___ Fragment strony

Temperatura wzrosła, a słońce wyjrzało zza szarych chmur. Idzie wiosna, co widać dookoła. Jednak zmiana pory roku, nie wszystkim musi przysparzać radości. Wiosenne przesilenie może wpływać na przebieg menopauzy. Jak sobie z nim poradzić?
Menopauza – przyjaciółka czy wróg kobiety?
Najlepiej, jeśli menopauza będzie przyjaciółką kobiety, ale trudno tak ją traktować, gdy powoduje uciążliwe objawy. Dlatego wiele kobiet uznaje menopauzę za najgorszego wroga, z którym należy walczyć. Walka ta nie zawsze przynosi oczekiwane rezultaty. Wystarczy jednak przedsięwziąć odpowiednie środki, by móc cieszyć się pełnią życia także w okresie przekwitania. Wiele innych czynników wpływa na samopoczucie kobiety i natężenie oznak menopauzy. Zaliczamy do nich zmiany klimatyczne, w tym pory roku.
Ach to wiosenne przesilenie!
Gdy kobieta przekwita, a świat rozkwita robi się depresyjnie. I jak tu cieszyć się z otaczającej przyrody, która budzi się do życia? W czasie zimowym, kiedy dni są krótsze i panują inne warunki klimatyczne, nasz organizm funkcjonuje nieco inaczej, gdyż dostosowuje się do danego klimatu i trybu. Wiosna wymusza pewne zmiany. Dłuższe dni, więcej słońca, inne temperatury i otoczenie sprawiają, że możemy być nieco przytłoczeni. Musimy przestawić się na inny tryb, co nie zawsze jest takie proste, jak mogłoby się wydawać. Dlatego panie mogą narzekać na poczucie ciągłego zmęczenia, poirytowanie, rozdrażnienie. Wiosenne przesilenie może dopaść każdą z nas, a przy menopauzie, wszystko się kumuluje, jeszcze bardziej pogłębiając zły nastrój.

______
___ Podane informacje

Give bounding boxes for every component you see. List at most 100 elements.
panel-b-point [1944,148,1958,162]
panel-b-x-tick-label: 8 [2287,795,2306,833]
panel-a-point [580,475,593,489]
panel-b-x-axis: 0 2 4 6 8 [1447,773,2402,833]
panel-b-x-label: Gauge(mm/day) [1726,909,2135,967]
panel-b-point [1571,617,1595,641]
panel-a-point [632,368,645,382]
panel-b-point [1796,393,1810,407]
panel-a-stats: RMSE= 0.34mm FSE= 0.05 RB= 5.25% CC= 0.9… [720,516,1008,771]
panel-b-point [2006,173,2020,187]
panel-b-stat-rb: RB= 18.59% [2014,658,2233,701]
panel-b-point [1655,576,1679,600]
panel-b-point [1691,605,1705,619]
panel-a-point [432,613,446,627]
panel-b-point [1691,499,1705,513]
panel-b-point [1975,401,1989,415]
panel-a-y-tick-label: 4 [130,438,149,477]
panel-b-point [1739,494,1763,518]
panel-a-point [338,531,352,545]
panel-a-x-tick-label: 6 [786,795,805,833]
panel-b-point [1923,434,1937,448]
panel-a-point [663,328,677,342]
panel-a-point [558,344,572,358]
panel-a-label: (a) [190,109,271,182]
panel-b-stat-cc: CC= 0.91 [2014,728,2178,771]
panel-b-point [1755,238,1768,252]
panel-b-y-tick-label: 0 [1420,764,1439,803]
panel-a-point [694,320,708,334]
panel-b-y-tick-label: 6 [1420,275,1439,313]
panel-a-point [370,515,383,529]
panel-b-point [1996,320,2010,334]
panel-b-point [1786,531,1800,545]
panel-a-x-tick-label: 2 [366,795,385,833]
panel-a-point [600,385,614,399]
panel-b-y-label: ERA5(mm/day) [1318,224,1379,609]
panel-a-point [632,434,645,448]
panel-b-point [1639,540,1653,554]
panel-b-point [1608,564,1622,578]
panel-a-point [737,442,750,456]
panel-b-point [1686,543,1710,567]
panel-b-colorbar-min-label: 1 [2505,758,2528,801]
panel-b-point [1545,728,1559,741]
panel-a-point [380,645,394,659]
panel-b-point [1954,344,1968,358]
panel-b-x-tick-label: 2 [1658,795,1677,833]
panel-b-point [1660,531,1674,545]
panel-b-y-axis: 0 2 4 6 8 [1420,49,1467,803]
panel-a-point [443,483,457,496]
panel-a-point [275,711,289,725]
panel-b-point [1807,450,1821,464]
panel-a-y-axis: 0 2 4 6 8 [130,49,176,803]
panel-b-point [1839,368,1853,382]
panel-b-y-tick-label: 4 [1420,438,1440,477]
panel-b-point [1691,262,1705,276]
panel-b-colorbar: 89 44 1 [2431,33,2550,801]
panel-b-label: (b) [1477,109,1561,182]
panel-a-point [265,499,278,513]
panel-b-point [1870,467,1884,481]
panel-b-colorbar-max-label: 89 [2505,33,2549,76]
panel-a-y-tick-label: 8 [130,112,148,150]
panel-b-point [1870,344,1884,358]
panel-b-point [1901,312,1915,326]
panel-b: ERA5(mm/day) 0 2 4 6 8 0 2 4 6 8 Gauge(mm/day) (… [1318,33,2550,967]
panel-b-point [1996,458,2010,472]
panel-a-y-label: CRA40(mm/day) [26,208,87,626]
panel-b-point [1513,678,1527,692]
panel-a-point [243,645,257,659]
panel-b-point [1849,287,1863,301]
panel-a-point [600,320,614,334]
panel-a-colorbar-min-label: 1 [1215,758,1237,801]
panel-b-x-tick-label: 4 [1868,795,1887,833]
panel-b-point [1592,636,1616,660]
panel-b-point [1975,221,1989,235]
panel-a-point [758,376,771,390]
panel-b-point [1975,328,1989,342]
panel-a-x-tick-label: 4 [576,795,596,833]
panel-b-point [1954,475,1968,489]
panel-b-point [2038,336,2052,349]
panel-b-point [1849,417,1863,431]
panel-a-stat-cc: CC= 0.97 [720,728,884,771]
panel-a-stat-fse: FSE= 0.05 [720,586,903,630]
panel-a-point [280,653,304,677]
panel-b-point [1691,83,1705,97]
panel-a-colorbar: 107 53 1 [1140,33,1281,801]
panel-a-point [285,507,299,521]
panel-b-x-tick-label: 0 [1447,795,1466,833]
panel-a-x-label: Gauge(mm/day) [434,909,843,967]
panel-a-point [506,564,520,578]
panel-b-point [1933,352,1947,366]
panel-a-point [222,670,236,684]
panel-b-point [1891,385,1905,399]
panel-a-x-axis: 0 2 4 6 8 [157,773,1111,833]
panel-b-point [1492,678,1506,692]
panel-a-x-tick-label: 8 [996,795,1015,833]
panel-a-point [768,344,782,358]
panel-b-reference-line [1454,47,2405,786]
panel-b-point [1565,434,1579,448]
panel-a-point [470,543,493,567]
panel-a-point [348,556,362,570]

______

Polecenie A
Odpowiedz na pytania do tekstu o menopauzie:
(i) Na co według tekstu może wpływać wiosenne przesilenie?
(ii) Jakie czynniki wpływające na samopoczucie kobiety i natężenie oznak menopauzy wymienia tekst?
(iii) Na co mogą narzekać panie, gdy muszą przestawić się na wiosenny tryb?
Polecenie B
Przepisz fragment tekstu o menopauzie, zaczynając od słów "Menopauza – przyjaciółka" i kończąc na słowach "tym pory roku.". Podmień w nim "przekwitania" na "klimakterium".

Wynik ćwiczenia A
(i) Na przebieg menopauzy.
(ii) Zmiany klimatyczne, w tym pory roku.
(iii) Na poczucie ciągłego zmęczenia, poirytowanie i rozdrażnienie.

Wynik ćwiczenia B
Menopauza – przyjaciółka czy wróg kobiety?
Najlepiej, jeśli menopauza będzie przyjaciółką kobiety, ale trudno tak ją traktować, gdy powoduje uciążliwe objawy. Dlatego wiele kobiet uznaje menopauzę za najgorszego wroga, z którym należy walczyć. Walka ta nie zawsze przynosi oczekiwane rezultaty. Wystarczy jednak przedsięwziąć odpowiednie środki, by móc cieszyć się pełnią życia także w okresie klimakterium. Wiele innych czynników wpływa na samopoczucie kobiety i natężenie oznak menopauzy. Zaliczamy do nich zmiany klimatyczne, w tym pory roku.